• The records
————

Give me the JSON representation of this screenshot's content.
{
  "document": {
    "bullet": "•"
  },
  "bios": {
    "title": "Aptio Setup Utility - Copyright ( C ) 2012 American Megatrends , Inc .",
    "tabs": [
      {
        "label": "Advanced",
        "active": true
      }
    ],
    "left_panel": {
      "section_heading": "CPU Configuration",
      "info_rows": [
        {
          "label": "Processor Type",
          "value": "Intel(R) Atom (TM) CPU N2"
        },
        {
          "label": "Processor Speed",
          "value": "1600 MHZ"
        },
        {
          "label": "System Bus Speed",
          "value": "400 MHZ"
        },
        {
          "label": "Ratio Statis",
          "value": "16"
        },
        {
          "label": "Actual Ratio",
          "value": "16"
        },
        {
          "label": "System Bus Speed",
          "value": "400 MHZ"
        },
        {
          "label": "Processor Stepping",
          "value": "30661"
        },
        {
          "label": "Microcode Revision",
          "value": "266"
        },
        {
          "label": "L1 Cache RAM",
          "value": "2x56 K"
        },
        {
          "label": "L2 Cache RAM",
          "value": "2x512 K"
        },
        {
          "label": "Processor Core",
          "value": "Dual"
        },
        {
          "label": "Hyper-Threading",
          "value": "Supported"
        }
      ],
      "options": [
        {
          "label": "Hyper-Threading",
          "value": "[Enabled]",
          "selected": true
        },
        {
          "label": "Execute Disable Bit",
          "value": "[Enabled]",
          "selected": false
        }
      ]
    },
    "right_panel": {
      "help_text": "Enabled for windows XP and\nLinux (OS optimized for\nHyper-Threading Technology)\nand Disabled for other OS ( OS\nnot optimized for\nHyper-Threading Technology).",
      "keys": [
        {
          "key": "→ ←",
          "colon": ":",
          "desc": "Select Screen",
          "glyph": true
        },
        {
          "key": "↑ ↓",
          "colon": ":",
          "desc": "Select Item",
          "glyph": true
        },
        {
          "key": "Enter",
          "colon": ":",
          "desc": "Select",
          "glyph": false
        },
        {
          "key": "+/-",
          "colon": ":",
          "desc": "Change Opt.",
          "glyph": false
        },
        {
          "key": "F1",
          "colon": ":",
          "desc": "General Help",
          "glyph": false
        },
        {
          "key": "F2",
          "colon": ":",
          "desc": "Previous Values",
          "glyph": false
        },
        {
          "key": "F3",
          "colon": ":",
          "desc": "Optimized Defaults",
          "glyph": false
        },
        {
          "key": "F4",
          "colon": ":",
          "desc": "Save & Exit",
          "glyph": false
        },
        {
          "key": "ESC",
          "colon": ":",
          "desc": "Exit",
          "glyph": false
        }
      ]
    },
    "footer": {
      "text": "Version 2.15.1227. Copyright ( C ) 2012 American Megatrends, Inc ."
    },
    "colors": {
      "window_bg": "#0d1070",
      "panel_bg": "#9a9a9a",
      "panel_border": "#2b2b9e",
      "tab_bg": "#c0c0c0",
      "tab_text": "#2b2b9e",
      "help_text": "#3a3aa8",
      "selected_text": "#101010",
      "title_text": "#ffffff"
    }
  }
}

————

• Challenge
Check every line of the data above for the string "American", and copy those that have it.

• Solution to the exercise
    "title": "Aptio Setup Utility - Copyright ( C ) 2012 American Megatrends , Inc .",
      "text": "Version 2.15.1227. Copyright ( C ) 2012 American Megatrends, Inc ."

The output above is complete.